◆ WHAT THE EXERCISE ASKS ◆
Every line that contains the word "各位亲朋好友" should be copied.
══ EXTRACTED ENTRIES ══
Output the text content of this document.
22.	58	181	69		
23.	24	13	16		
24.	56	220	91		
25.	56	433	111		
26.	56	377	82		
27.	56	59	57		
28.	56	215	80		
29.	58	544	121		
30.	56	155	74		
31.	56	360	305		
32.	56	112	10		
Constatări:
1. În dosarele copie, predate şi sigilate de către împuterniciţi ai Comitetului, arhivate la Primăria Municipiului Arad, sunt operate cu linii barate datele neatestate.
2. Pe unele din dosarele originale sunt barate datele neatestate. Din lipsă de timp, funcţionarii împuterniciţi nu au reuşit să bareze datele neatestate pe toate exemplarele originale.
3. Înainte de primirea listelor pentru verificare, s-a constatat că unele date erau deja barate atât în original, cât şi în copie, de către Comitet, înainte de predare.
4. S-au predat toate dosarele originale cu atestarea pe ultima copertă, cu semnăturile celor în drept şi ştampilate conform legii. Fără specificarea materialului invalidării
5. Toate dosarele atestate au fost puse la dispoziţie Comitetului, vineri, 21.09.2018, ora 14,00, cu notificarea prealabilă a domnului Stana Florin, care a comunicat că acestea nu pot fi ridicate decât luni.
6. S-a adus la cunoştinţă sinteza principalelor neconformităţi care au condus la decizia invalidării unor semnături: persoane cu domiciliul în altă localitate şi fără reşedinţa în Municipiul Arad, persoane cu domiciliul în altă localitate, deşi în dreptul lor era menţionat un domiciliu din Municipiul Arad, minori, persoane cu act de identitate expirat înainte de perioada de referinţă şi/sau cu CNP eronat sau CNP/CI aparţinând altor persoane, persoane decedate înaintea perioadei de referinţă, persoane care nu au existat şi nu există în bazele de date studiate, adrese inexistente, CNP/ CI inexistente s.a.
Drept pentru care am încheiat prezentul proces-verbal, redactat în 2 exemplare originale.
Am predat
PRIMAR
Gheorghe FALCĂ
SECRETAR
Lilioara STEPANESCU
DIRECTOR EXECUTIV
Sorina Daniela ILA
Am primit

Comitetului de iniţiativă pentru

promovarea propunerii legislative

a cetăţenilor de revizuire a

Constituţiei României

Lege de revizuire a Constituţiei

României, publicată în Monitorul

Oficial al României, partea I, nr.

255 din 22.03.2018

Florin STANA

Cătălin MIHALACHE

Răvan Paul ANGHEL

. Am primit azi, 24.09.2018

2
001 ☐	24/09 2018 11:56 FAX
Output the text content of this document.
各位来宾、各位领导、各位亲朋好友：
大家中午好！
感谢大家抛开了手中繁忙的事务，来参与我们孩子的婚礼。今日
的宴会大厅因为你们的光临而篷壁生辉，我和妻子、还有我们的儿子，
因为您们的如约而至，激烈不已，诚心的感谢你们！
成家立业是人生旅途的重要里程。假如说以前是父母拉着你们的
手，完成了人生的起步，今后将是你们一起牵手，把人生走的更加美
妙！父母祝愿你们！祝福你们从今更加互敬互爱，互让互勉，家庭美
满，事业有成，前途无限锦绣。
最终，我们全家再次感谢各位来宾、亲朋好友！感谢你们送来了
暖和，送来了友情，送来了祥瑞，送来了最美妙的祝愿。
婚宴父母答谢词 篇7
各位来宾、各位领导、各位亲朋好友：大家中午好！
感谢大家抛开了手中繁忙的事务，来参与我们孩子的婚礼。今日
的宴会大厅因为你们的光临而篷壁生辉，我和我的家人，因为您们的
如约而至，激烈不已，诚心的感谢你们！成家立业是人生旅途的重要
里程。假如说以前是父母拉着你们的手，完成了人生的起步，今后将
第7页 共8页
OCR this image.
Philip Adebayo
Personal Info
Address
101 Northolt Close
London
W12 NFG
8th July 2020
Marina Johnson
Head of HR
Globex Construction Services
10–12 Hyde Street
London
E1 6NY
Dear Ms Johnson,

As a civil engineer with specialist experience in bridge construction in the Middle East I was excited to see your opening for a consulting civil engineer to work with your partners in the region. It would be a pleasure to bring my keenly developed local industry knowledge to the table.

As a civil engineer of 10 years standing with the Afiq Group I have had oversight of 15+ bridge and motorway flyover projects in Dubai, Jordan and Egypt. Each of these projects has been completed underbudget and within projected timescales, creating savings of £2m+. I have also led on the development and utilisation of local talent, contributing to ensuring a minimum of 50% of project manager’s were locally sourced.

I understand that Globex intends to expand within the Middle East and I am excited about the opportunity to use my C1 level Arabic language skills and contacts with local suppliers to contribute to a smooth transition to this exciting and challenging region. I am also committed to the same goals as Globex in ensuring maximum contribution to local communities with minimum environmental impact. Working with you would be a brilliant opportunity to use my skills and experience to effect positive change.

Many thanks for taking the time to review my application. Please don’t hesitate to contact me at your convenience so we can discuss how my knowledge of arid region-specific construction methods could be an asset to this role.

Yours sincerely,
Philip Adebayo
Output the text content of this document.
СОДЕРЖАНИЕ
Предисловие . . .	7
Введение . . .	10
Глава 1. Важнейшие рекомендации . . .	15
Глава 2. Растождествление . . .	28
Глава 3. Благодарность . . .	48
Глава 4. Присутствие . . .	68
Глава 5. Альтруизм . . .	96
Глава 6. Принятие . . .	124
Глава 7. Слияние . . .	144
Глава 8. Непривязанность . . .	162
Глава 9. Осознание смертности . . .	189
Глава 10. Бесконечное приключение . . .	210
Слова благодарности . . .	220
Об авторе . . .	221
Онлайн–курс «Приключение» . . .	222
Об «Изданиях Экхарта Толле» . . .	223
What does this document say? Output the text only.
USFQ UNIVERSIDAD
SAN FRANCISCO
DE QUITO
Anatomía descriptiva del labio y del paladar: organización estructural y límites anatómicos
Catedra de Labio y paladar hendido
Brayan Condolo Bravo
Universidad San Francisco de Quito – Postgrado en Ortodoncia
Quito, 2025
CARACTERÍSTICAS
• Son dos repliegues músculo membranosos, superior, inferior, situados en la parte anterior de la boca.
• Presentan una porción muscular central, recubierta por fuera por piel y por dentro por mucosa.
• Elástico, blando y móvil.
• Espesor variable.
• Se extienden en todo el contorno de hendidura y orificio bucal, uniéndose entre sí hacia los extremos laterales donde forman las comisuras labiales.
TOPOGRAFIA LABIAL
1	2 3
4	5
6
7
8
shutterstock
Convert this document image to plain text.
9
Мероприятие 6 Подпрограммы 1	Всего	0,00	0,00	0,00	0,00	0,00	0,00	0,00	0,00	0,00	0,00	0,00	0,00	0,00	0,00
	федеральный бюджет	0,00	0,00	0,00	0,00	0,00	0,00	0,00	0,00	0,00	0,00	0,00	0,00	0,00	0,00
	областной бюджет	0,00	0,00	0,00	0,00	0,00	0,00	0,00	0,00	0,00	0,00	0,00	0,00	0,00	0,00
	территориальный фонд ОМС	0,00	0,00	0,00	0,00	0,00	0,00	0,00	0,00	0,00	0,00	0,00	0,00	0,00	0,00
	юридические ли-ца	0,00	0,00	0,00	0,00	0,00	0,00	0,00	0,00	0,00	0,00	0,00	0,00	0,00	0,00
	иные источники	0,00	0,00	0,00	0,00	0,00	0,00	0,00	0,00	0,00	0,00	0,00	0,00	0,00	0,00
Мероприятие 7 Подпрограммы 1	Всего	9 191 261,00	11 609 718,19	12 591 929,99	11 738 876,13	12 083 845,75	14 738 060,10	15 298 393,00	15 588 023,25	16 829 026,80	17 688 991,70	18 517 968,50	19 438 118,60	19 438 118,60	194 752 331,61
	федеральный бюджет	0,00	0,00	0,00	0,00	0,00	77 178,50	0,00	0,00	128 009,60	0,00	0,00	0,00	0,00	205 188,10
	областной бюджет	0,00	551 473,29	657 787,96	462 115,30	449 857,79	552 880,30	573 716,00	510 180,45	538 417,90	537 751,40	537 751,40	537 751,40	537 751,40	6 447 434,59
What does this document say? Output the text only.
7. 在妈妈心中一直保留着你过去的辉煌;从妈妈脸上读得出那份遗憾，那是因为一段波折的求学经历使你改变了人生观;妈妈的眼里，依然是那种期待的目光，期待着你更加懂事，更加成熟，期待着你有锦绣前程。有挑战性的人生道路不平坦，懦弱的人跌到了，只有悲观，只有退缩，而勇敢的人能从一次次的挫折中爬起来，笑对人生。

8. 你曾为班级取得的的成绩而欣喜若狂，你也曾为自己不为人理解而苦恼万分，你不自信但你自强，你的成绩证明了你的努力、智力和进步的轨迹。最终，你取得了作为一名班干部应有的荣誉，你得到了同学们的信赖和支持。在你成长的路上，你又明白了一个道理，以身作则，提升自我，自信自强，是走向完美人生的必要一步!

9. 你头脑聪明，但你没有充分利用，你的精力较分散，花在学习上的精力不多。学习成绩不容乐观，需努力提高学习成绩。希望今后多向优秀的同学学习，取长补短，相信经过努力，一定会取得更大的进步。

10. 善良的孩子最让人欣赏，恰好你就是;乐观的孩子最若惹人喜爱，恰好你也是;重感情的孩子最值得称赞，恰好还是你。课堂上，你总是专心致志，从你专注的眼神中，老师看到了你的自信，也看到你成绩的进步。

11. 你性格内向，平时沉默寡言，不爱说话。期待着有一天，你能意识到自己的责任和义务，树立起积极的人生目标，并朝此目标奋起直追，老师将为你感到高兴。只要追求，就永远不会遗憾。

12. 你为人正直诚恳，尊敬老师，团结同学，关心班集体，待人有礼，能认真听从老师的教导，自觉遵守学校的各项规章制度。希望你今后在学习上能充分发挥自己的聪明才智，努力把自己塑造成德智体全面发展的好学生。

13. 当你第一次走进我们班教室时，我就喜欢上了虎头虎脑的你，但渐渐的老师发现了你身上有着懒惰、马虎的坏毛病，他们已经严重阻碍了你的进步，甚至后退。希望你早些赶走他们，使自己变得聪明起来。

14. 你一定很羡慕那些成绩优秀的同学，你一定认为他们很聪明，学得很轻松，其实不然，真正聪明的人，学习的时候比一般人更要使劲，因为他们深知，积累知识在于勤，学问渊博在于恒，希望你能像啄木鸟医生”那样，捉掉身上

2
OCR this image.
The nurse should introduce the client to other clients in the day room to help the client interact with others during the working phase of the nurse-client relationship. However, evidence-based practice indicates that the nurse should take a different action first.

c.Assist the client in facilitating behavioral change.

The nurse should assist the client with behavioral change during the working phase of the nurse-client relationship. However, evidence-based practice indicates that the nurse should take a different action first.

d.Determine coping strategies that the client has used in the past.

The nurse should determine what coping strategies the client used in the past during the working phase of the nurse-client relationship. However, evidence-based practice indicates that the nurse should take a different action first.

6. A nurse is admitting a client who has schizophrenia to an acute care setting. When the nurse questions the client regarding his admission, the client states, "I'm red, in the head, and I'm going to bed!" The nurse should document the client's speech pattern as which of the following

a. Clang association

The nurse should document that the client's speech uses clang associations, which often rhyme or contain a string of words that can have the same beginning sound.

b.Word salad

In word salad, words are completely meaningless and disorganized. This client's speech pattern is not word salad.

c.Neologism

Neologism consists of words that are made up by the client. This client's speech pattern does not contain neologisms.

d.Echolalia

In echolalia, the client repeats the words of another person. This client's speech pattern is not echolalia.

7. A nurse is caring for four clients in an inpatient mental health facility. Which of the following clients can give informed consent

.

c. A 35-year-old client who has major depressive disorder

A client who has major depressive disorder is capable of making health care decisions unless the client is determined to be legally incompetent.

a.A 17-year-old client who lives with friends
═══
◆ EXERCISE RESPONSE ◆
各位来宾、各位领导、各位亲朋好友：
各位来宾、各位领导、各位亲朋好友：大家中午好！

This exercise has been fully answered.